Task requirements: Select and copy out every line in the records containing "Housing".

[Collected data]

────────

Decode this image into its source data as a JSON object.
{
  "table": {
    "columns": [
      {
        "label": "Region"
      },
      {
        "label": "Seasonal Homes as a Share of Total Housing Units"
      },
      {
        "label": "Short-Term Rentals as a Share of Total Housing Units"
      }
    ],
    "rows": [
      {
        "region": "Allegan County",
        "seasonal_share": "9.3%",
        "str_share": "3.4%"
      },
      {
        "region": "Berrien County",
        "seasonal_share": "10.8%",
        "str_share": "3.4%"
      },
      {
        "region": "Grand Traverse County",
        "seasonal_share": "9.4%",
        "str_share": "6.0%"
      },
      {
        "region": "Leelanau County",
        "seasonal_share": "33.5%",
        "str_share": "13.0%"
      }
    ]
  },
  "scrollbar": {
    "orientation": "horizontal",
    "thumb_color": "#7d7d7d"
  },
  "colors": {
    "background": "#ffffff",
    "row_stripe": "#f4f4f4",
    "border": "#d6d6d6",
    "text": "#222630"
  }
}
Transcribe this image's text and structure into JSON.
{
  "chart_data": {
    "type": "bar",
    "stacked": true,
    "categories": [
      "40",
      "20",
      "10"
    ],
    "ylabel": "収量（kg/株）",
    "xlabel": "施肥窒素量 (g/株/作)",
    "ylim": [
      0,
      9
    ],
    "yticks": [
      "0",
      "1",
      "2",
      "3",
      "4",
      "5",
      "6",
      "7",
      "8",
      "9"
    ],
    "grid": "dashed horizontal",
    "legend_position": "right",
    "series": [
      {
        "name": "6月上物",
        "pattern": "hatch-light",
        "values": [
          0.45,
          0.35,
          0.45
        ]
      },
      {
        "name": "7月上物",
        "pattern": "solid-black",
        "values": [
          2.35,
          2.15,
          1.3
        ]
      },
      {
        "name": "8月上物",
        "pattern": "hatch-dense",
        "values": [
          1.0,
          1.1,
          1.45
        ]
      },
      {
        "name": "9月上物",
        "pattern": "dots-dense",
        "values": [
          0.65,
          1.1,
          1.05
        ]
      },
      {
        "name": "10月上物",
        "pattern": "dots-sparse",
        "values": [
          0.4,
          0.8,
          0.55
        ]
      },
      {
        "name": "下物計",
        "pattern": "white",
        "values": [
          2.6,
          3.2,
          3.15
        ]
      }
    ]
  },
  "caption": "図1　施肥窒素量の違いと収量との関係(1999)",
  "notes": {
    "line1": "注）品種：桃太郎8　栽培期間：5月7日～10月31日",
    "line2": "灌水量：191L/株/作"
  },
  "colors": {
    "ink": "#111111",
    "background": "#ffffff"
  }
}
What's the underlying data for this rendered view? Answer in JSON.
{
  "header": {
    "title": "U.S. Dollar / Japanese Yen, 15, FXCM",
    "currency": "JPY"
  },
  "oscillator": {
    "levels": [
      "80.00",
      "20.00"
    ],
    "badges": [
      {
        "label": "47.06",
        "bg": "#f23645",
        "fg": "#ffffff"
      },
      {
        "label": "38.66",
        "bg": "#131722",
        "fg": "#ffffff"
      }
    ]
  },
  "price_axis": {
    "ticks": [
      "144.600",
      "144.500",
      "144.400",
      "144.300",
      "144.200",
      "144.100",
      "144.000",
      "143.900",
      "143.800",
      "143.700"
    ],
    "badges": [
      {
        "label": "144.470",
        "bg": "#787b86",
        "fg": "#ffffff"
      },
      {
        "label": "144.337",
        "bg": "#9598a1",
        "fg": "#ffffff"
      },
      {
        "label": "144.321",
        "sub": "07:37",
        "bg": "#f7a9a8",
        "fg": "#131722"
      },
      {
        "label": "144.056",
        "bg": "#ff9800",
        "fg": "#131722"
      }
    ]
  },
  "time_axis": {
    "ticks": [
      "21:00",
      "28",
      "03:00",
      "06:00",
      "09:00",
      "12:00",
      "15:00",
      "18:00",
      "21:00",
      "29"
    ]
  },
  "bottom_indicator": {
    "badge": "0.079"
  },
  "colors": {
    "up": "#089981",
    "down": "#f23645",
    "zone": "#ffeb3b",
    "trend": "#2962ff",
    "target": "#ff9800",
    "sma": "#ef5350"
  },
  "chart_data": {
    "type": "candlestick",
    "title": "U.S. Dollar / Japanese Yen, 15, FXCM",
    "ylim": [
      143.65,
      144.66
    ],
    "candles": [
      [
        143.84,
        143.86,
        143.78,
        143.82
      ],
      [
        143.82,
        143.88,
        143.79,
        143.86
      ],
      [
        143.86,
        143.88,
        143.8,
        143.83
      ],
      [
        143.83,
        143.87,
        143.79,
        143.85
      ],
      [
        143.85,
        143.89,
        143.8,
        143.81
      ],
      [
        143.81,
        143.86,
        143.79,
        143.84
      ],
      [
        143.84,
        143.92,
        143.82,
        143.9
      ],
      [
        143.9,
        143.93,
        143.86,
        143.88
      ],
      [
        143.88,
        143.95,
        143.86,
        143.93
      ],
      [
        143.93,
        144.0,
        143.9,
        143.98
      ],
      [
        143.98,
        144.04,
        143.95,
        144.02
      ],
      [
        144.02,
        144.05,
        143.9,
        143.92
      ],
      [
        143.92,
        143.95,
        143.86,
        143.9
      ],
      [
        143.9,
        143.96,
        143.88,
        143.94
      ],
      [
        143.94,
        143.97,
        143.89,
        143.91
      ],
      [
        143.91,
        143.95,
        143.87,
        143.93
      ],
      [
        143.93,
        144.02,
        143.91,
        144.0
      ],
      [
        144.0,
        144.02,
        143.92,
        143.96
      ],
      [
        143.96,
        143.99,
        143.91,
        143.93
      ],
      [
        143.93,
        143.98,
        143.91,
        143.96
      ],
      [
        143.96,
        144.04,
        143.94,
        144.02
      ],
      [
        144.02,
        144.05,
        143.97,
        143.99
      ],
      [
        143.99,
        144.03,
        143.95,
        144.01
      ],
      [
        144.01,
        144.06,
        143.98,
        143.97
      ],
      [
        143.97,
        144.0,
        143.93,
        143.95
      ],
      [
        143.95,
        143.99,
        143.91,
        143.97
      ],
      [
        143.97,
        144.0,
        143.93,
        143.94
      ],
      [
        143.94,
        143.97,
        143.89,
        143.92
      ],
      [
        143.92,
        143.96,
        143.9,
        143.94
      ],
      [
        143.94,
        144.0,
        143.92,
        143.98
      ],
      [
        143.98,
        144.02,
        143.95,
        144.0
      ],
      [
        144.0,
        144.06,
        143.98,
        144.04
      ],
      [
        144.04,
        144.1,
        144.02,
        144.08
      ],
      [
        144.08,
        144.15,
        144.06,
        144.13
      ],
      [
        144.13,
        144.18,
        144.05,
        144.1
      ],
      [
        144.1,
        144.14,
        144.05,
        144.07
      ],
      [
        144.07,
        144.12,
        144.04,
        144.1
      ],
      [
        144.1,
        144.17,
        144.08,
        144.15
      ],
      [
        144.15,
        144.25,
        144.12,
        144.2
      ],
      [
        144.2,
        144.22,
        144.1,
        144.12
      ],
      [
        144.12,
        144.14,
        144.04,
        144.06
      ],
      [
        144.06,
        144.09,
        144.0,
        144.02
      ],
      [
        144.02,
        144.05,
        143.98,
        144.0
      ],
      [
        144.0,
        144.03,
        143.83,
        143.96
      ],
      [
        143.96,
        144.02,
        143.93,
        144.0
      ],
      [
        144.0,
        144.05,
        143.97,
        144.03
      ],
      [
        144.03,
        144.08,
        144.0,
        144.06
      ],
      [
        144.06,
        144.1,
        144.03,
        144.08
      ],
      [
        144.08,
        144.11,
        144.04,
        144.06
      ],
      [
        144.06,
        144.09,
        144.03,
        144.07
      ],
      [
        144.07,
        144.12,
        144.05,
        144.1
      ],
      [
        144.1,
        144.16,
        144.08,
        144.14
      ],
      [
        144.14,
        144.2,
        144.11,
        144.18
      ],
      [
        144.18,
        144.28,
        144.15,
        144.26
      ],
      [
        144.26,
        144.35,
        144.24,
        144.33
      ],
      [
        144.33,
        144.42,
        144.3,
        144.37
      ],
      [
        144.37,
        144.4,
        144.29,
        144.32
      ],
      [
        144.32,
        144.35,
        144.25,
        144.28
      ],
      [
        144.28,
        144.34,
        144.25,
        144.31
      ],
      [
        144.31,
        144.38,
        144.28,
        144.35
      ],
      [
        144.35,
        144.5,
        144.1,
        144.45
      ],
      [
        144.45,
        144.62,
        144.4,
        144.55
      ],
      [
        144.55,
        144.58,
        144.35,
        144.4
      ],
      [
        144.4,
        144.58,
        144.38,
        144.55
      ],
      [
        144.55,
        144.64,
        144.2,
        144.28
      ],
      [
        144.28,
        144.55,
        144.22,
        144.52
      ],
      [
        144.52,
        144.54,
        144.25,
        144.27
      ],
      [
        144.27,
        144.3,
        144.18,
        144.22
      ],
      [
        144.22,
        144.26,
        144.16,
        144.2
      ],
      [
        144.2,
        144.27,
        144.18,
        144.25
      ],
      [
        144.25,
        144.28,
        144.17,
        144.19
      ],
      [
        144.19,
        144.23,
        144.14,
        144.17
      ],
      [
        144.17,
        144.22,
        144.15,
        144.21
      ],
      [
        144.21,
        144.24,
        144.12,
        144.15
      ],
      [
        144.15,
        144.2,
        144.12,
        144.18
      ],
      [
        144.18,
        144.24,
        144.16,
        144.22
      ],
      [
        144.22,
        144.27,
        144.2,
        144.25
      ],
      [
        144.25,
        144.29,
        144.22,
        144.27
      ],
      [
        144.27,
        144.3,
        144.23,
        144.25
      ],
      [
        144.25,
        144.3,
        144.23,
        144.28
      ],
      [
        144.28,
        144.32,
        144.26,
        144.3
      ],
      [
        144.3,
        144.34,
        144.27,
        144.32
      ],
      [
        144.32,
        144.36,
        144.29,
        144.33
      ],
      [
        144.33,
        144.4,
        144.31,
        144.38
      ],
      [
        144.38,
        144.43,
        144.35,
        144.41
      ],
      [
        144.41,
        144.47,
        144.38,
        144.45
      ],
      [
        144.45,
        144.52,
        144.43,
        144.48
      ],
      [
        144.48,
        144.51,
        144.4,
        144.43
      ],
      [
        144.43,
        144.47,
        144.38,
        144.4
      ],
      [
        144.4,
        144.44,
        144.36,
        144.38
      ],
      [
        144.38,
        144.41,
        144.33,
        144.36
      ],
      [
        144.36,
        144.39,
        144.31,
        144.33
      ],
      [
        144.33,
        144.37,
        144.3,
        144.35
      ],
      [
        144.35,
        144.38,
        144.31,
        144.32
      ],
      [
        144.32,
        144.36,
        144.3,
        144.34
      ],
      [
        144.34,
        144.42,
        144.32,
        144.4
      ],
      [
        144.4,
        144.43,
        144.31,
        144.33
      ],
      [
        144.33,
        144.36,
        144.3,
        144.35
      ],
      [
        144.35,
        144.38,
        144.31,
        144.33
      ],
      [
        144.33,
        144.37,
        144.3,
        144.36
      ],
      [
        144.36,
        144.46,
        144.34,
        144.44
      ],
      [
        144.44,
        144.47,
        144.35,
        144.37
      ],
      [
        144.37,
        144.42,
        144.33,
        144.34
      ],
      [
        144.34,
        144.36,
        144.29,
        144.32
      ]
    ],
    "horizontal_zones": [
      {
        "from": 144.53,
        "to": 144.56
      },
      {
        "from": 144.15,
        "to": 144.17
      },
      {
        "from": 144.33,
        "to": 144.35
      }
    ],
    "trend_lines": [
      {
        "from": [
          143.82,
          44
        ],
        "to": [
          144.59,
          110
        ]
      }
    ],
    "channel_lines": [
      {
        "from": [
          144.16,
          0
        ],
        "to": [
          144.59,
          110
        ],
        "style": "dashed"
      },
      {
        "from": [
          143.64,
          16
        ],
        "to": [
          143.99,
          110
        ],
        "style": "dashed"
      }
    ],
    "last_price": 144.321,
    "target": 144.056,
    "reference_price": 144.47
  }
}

────────

Output:
        "label": "Seasonal Homes as a Share of Total Housing Units"
        "label": "Short-Term Rentals as a Share of Total Housing Units"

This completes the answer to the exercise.